- [WHAT IS ASKED]: Leaving out the pictures, please retype each record exactly.

(Stored records)

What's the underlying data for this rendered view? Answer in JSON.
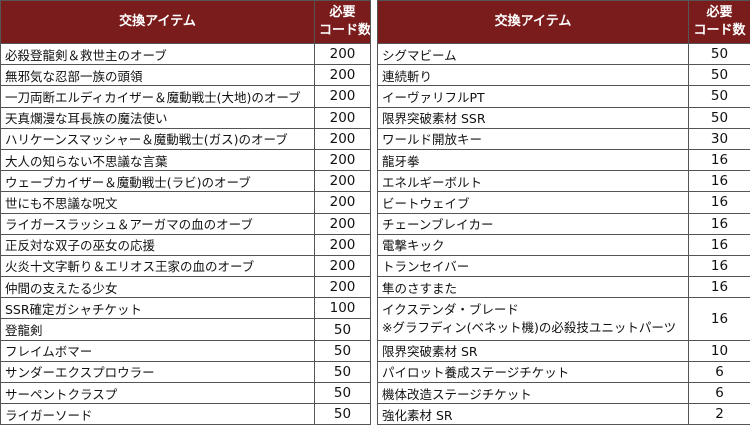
{
  "tables": [
    {
      "header": {
        "item": "交換アイテム",
        "code": [
          "必要",
          "コード数"
        ]
      },
      "rows": [
        {
          "item": "必殺登龍剣＆救世主のオーブ",
          "code": 200
        },
        {
          "item": "無邪気な忍部一族の頭領",
          "code": 200
        },
        {
          "item": "一刀両断エルディカイザー＆魔動戦士(大地)のオーブ",
          "code": 200
        },
        {
          "item": "天真爛漫な耳長族の魔法使い",
          "code": 200
        },
        {
          "item": "ハリケーンスマッシャー＆魔動戦士(ガス)のオーブ",
          "code": 200
        },
        {
          "item": "大人の知らない不思議な言葉",
          "code": 200
        },
        {
          "item": "ウェーブカイザー＆魔動戦士(ラビ)のオーブ",
          "code": 200
        },
        {
          "item": "世にも不思議な呪文",
          "code": 200
        },
        {
          "item": "ライガースラッシュ＆アーガマの血のオーブ",
          "code": 200
        },
        {
          "item": "正反対な双子の巫女の応援",
          "code": 200
        },
        {
          "item": "火炎十文字斬り＆エリオス王家の血のオーブ",
          "code": 200
        },
        {
          "item": "仲間の支えたる少女",
          "code": 200
        },
        {
          "item": "SSR確定ガシャチケット",
          "code": 100
        },
        {
          "item": "登龍剣",
          "code": 50
        },
        {
          "item": "フレイムボマー",
          "code": 50
        },
        {
          "item": "サンダーエクスプロウラー",
          "code": 50
        },
        {
          "item": "サーペントクラスプ",
          "code": 50
        },
        {
          "item": "ライガーソード",
          "code": 50
        }
      ]
    },
    {
      "header": {
        "item": "交換アイテム",
        "code": [
          "必要",
          "コード数"
        ]
      },
      "rows": [
        {
          "item": "シグマビーム",
          "code": 50
        },
        {
          "item": "連続斬り",
          "code": 50
        },
        {
          "item": "イーヴァリフルPT",
          "code": 50
        },
        {
          "item": "限界突破素材 SSR",
          "code": 50
        },
        {
          "item": "ワールド開放キー",
          "code": 30
        },
        {
          "item": "龍牙拳",
          "code": 16
        },
        {
          "item": "エネルギーボルト",
          "code": 16
        },
        {
          "item": "ビートウェイブ",
          "code": 16
        },
        {
          "item": "チェーンブレイカー",
          "code": 16
        },
        {
          "item": "電撃キック",
          "code": 16
        },
        {
          "item": "トランセイバー",
          "code": 16
        },
        {
          "item": "隼のさすまた",
          "code": 16
        },
        {
          "item": [
            "イクステンダ・ブレード",
            "※グラフディン(ベネット機)の必殺技ユニットパーツ"
          ],
          "code": 16
        },
        {
          "item": "限界突破素材 SR",
          "code": 10
        },
        {
          "item": "パイロット養成ステージチケット",
          "code": 6
        },
        {
          "item": "機体改造ステージチケット",
          "code": 6
        },
        {
          "item": "強化素材 SR",
          "code": 2
        }
      ]
    }
  ]
}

- [RESPONSE TO THE EXERCISE]:
What's the underlying data for this rendered view? Answer in JSON.
{
  "tables": [
    {
      "header": {
        "item": "交換アイテム",
        "code": [
          "必要",
          "コード数"
        ]
      },
      "rows": [
        {
          "item": "必殺登龍剣＆救世主のオーブ",
          "code": 200
        },
        {
          "item": "無邪気な忍部一族の頭領",
          "code": 200
        },
        {
          "item": "一刀両断エルディカイザー＆魔動戦士(大地)のオーブ",
          "code": 200
        },
        {
          "item": "天真爛漫な耳長族の魔法使い",
          "code": 200
        },
        {
          "item": "ハリケーンスマッシャー＆魔動戦士(ガス)のオーブ",
          "code": 200
        },
        {
          "item": "大人の知らない不思議な言葉",
          "code": 200
        },
        {
          "item": "ウェーブカイザー＆魔動戦士(ラビ)のオーブ",
          "code": 200
        },
        {
          "item": "世にも不思議な呪文",
          "code": 200
        },
        {
          "item": "ライガースラッシュ＆アーガマの血のオーブ",
          "code": 200
        },
        {
          "item": "正反対な双子の巫女の応援",
          "code": 200
        },
        {
          "item": "火炎十文字斬り＆エリオス王家の血のオーブ",
          "code": 200
        },
        {
          "item": "仲間の支えたる少女",
          "code": 200
        },
        {
          "item": "SSR確定ガシャチケット",
          "code": 100
        },
        {
          "item": "登龍剣",
          "code": 50
        },
        {
          "item": "フレイムボマー",
          "code": 50
        },
        {
          "item": "サンダーエクスプロウラー",
          "code": 50
        },
        {
          "item": "サーペントクラスプ",
          "code": 50
        },
        {
          "item": "ライガーソード",
          "code": 50
        }
      ]
    },
    {
      "header": {
        "item": "交換アイテム",
        "code": [
          "必要",
          "コード数"
        ]
      },
      "rows": [
        {
          "item": "シグマビーム",
          "code": 50
        },
        {
          "item": "連続斬り",
          "code": 50
        },
        {
          "item": "イーヴァリフルPT",
          "code": 50
        },
        {
          "item": "限界突破素材 SSR",
          "code": 50
        },
        {
          "item": "ワールド開放キー",
          "code": 30
        },
        {
          "item": "龍牙拳",
          "code": 16
        },
        {
          "item": "エネルギーボルト",
          "code": 16
        },
        {
          "item": "ビートウェイブ",
          "code": 16
        },
        {
          "item": "チェーンブレイカー",
          "code": 16
        },
        {
          "item": "電撃キック",
          "code": 16
        },
        {
          "item": "トランセイバー",
          "code": 16
        },
        {
          "item": "隼のさすまた",
          "code": 16
        },
        {
          "item": [
            "イクステンダ・ブレード",
            "※グラフディン(ベネット機)の必殺技ユニットパーツ"
          ],
          "code": 16
        },
        {
          "item": "限界突破素材 SR",
          "code": 10
        },
        {
          "item": "パイロット養成ステージチケット",
          "code": 6
        },
        {
          "item": "機体改造ステージチケット",
          "code": 6
        },
        {
          "item": "強化素材 SR",
          "code": 2
        }
      ]
    }
  ]
}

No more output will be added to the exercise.